▼
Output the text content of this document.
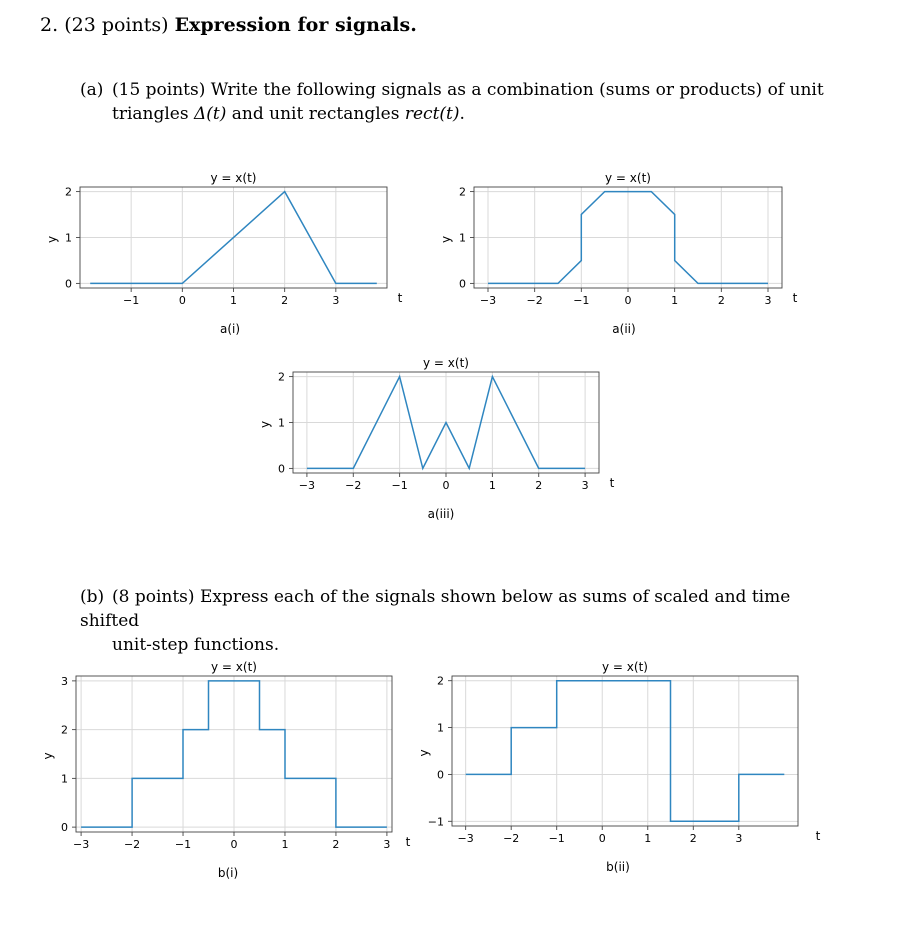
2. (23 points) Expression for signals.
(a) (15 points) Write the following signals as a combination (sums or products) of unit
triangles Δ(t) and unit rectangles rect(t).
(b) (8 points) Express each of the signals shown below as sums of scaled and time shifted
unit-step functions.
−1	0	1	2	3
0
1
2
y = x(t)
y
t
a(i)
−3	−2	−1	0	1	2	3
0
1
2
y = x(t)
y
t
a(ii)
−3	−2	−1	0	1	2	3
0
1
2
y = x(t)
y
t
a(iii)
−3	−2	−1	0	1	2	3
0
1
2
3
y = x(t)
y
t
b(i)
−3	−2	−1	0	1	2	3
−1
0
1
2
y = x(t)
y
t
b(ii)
▲
### PROBLEM DESCRIPTION
Without including any pictures, please restate all the records exactly.

### COMPLETED EXERCISE
Output the text content of this document.
2. (23 points) Expression for signals.
(a) (15 points) Write the following signals as a combination (sums or products) of unit
triangles Δ(t) and unit rectangles rect(t).
(b) (8 points) Express each of the signals shown below as sums of scaled and time shifted
unit-step functions.
−1	0	1	2	3
0
1
2
y = x(t)
y
t
a(i)
−3	−2	−1	0	1	2	3
0
1
2
y = x(t)
y
t
a(ii)
−3	−2	−1	0	1	2	3
0
1
2
y = x(t)
y
t
a(iii)
−3	−2	−1	0	1	2	3
0
1
2
3
y = x(t)
y
t
b(i)
−3	−2	−1	0	1	2	3
−1
0
1
2
y = x(t)
y
t
b(ii)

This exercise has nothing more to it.